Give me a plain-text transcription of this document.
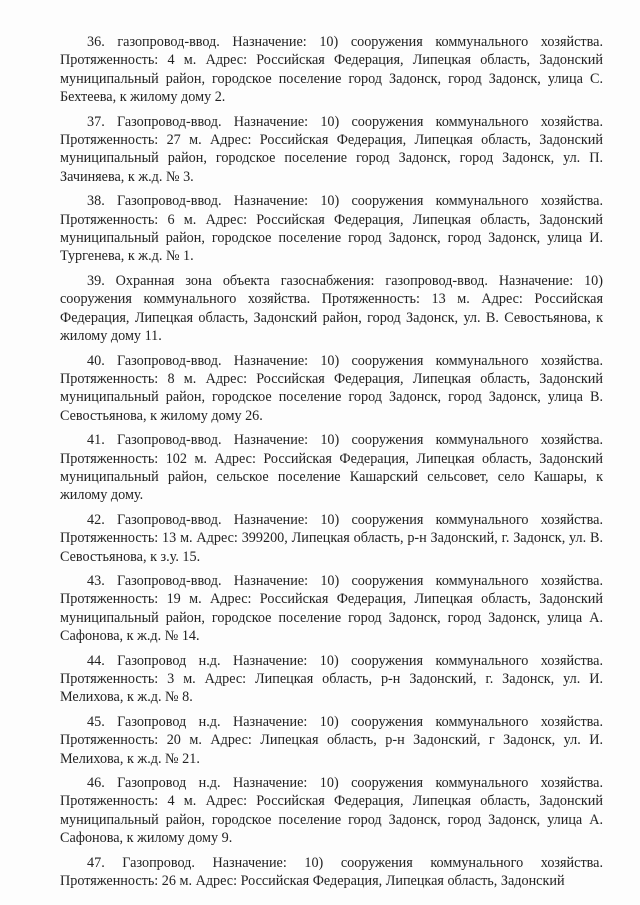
36. газопровод-ввод. Назначение: 10) сооружения коммунального хозяйства. Протяженность: 4 м. Адрес: Российская Федерация, Липецкая область, Задонский муниципальный район, городское поселение город Задонск, город Задонск, улица С. Бехтеева, к жилому дому 2.

37. Газопровод-ввод. Назначение: 10) сооружения коммунального хозяйства. Протяженность: 27 м. Адрес: Российская Федерация, Липецкая область, Задонский муниципальный район, городское поселение город Задонск, город Задонск, ул. П. Зачиняева, к ж.д. № 3.

38. Газопровод-ввод. Назначение: 10) сооружения коммунального хозяйства. Протяженность: 6 м. Адрес: Российская Федерация, Липецкая область, Задонский муниципальный район, городское поселение город Задонск, город Задонск, улица И. Тургенева, к ж.д. № 1.

39. Охранная зона объекта газоснабжения: газопровод-ввод. Назначение: 10) сооружения коммунального хозяйства. Протяженность: 13 м. Адрес: Российская Федерация, Липецкая область, Задонский район, город Задонск, ул. В. Севостьянова, к жилому дому 11.

40. Газопровод-ввод. Назначение: 10) сооружения коммунального хозяйства. Протяженность: 8 м. Адрес: Российская Федерация, Липецкая область, Задонский муниципальный район, городское поселение город Задонск, город Задонск, улица В. Севостьянова, к жилому дому 26.

41. Газопровод-ввод. Назначение: 10) сооружения коммунального хозяйства. Протяженность: 102 м. Адрес: Российская Федерация, Липецкая область, Задонский муниципальный район, сельское поселение Кашарский сельсовет, село Кашары, к жилому дому.

42. Газопровод-ввод. Назначение: 10) сооружения коммунального хозяйства. Протяженность: 13 м. Адрес: 399200, Липецкая область, р-н Задонский, г. Задонск, ул. В. Севостьянова, к з.у. 15.

43. Газопровод-ввод. Назначение: 10) сооружения коммунального хозяйства. Протяженность: 19 м. Адрес: Российская Федерация, Липецкая область, Задонский муниципальный район, городское поселение город Задонск, город Задонск, улица А. Сафонова, к ж.д. № 14.

44. Газопровод н.д. Назначение: 10) сооружения коммунального хозяйства. Протяженность: 3 м. Адрес: Липецкая область, р-н Задонский, г. Задонск, ул. И. Мелихова, к ж.д. № 8.

45. Газопровод н.д. Назначение: 10) сооружения коммунального хозяйства. Протяженность: 20 м. Адрес: Липецкая область, р-н Задонский, г Задонск, ул. И. Мелихова, к ж.д. № 21.

46. Газопровод н.д. Назначение: 10) сооружения коммунального хозяйства. Протяженность: 4 м. Адрес: Российская Федерация, Липецкая область, Задонский муниципальный район, городское поселение город Задонск, город Задонск, улица А. Сафонова, к жилому дому 9.

47. Газопровод. Назначение: 10) сооружения коммунального хозяйства. Протяженность: 26 м. Адрес: Российская Федерация, Липецкая область, Задонский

WHAT TO DO: Go through the listing above and list every line that has the word "дому".

THE COMPLETED TASK:
36. газопровод-ввод. Назначение: 10) сооружения коммунального хозяйства. Протяженность: 4 м. Адрес: Российская Федерация, Липецкая область, Задонский муниципальный район, городское поселение город Задонск, город Задонск, улица С. Бехтеева, к жилому дому 2.
39. Охранная зона объекта газоснабжения: газопровод-ввод. Назначение: 10) сооружения коммунального хозяйства. Протяженность: 13 м. Адрес: Российская Федерация, Липецкая область, Задонский район, город Задонск, ул. В. Севостьянова, к жилому дому 11.
40. Газопровод-ввод. Назначение: 10) сооружения коммунального хозяйства. Протяженность: 8 м. Адрес: Российская Федерация, Липецкая область, Задонский муниципальный район, городское поселение город Задонск, город Задонск, улица В. Севостьянова, к жилому дому 26.
41. Газопровод-ввод. Назначение: 10) сооружения коммунального хозяйства. Протяженность: 102 м. Адрес: Российская Федерация, Липецкая область, Задонский муниципальный район, сельское поселение Кашарский сельсовет, село Кашары, к жилому дому.
46. Газопровод н.д. Назначение: 10) сооружения коммунального хозяйства. Протяженность: 4 м. Адрес: Российская Федерация, Липецкая область, Задонский муниципальный район, городское поселение город Задонск, город Задонск, улица А. Сафонова, к жилому дому 9.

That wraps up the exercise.